** START **
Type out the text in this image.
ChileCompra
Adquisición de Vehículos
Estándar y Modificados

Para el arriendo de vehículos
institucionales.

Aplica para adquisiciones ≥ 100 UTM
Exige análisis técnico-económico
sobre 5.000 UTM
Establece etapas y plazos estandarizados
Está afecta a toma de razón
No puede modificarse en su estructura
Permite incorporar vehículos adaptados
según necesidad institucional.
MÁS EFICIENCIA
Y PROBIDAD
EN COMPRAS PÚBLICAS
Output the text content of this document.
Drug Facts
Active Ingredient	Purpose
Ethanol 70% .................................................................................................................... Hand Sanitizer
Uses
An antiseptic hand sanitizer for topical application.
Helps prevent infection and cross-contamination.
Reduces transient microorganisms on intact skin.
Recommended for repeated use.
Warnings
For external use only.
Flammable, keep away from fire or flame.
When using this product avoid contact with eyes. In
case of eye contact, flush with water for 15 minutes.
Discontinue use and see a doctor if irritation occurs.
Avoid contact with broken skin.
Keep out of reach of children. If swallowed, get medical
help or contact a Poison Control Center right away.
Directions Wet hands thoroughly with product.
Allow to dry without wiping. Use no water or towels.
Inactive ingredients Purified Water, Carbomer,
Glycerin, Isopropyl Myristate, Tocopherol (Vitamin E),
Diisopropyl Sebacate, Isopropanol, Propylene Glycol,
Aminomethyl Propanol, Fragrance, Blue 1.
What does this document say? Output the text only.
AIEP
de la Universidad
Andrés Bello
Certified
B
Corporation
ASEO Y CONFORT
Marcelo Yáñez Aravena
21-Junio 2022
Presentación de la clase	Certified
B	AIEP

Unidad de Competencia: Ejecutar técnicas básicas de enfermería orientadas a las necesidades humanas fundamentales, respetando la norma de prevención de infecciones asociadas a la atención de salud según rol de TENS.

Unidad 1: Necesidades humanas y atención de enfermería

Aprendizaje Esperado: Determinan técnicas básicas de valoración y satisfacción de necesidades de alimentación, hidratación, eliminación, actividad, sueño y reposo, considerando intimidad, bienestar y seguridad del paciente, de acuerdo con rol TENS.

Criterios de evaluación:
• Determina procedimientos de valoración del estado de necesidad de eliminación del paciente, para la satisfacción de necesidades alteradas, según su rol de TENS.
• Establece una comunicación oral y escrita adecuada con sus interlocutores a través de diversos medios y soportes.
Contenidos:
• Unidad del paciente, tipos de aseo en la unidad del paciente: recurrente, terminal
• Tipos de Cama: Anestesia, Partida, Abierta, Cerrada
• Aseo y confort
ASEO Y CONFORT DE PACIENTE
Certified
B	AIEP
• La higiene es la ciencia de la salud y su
** END **
* WHAT YOU NEED TO DO *
Search the data above for lines holding "básicas" and copy each of them.

* RESPONSE FOR THIS EXERCISE *
Unidad de Competencia: Ejecutar técnicas básicas de enfermería orientadas a las necesidades humanas fundamentales, respetando la norma de prevención de infecciones asociadas a la atención de salud según rol de TENS.
Aprendizaje Esperado: Determinan técnicas básicas de valoración y satisfacción de necesidades de alimentación, hidratación, eliminación, actividad, sueño y reposo, considerando intimidad, bienestar y seguridad del paciente, de acuerdo con rol TENS.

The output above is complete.